What you are asked to do -> Check every line of the entries below for the word "协议转换", and copy the ones that have it.

(Stored items from a collection)
____________
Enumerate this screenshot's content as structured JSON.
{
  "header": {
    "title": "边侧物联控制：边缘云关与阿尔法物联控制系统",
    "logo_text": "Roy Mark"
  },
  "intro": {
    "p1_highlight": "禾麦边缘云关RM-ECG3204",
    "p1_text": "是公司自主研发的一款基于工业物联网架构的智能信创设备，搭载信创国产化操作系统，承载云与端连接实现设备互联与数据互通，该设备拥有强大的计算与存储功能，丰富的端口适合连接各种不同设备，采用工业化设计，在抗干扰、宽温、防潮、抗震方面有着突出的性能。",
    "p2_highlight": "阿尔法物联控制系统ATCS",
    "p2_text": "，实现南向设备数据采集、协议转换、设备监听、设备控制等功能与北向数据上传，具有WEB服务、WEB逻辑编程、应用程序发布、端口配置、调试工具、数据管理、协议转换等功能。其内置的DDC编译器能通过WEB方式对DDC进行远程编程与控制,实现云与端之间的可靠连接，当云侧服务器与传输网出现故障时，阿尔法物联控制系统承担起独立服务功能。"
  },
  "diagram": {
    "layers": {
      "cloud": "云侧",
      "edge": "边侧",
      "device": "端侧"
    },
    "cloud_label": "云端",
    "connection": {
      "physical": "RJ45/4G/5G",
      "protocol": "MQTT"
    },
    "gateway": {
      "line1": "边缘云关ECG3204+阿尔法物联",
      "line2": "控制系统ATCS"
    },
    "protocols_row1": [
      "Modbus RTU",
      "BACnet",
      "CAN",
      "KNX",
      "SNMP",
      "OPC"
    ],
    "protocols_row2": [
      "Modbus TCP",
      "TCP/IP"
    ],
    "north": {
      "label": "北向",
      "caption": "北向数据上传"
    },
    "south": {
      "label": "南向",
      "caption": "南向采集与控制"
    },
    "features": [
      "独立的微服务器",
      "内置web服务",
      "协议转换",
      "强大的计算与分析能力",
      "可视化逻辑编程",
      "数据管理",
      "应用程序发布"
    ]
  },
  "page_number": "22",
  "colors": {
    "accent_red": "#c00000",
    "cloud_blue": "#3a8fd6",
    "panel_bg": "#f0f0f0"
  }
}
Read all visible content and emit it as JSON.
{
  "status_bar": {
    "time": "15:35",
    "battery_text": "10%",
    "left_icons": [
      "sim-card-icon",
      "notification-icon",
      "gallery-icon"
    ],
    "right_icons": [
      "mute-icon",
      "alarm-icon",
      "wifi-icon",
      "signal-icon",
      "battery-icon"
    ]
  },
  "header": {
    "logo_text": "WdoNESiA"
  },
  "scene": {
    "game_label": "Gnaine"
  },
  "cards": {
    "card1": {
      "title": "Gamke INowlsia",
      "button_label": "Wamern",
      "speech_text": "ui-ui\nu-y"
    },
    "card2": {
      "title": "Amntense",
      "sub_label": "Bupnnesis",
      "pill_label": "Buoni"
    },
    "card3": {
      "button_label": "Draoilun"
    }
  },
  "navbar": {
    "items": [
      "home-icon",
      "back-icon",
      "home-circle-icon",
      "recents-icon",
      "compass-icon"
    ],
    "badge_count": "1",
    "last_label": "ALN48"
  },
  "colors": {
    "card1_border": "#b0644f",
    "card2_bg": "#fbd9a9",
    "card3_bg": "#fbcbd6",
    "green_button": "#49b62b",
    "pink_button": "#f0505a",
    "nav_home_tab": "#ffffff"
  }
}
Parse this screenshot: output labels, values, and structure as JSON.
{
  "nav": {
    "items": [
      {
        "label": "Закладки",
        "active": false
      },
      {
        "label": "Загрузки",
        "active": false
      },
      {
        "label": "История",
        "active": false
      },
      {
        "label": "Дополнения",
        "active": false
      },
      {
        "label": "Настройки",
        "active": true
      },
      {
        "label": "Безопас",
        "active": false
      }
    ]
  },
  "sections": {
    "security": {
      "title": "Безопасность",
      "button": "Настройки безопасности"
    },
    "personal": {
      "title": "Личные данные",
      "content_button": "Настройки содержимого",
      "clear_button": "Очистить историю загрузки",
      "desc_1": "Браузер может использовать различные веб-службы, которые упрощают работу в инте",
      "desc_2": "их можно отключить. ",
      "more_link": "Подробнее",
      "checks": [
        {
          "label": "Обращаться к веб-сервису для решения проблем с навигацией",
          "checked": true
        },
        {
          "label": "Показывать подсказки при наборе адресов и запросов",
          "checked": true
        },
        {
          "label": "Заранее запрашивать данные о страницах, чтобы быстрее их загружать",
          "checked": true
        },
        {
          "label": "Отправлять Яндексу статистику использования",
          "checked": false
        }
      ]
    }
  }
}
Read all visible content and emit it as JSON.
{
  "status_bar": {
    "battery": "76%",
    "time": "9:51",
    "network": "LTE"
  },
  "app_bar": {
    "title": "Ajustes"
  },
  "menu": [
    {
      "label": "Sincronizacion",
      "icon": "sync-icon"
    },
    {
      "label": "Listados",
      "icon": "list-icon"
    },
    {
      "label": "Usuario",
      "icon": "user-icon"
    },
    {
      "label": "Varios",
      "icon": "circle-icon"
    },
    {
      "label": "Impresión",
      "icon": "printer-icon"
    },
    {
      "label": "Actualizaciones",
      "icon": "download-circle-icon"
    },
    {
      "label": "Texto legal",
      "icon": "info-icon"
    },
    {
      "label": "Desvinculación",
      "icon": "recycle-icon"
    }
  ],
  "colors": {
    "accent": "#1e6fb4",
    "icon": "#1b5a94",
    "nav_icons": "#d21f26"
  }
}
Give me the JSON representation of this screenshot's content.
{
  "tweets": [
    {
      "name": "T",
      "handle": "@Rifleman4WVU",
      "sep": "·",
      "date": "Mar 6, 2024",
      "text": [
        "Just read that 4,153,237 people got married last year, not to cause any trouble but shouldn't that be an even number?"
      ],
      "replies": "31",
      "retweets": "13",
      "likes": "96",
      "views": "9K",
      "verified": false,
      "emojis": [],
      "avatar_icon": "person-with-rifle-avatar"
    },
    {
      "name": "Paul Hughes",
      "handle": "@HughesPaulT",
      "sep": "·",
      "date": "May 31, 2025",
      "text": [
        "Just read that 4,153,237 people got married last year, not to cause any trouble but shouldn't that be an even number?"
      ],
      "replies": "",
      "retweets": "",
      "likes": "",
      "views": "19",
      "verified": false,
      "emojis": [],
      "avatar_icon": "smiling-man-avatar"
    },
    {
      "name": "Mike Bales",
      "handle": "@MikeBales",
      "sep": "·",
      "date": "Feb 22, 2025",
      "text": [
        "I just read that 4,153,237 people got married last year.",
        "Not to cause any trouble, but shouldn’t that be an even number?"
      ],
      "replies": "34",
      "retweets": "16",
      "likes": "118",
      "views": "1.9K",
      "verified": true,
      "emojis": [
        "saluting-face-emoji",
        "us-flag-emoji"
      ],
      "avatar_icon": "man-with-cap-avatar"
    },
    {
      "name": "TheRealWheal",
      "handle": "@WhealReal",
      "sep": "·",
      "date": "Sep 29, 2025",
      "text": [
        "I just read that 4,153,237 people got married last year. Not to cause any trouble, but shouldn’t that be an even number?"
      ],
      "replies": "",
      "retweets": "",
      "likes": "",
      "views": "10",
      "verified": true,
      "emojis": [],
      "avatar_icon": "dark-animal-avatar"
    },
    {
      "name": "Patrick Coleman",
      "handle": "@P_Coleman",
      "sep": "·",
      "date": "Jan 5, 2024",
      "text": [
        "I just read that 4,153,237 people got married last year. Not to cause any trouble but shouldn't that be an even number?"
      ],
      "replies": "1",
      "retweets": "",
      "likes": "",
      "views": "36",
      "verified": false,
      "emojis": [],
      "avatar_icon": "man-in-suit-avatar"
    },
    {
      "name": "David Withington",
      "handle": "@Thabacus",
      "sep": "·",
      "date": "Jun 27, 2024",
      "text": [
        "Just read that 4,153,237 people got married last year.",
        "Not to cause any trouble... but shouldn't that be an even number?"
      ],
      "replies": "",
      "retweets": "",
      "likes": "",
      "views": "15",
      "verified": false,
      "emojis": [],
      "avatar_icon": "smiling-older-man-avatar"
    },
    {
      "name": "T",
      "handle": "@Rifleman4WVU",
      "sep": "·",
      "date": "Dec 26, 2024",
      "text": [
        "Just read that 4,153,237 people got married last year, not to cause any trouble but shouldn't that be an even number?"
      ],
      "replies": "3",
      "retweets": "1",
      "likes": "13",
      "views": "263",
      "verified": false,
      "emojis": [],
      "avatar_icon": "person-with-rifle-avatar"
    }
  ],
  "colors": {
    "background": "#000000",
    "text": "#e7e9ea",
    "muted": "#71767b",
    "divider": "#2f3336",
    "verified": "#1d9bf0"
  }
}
____________
Completed exercise ->
    "p2_text": "，实现南向设备数据采集、协议转换、设备监听、设备控制等功能与北向数据上传，具有WEB服务、WEB逻辑编程、应用程序发布、端口配置、调试工具、数据管理、协议转换等功能。其内置的DDC编译器能通过WEB方式对DDC进行远程编程与控制,实现云与端之间的可靠连接，当云侧服务器与传输网出现故障时，阿尔法物联控制系统承担起独立服务功能。"
      "协议转换",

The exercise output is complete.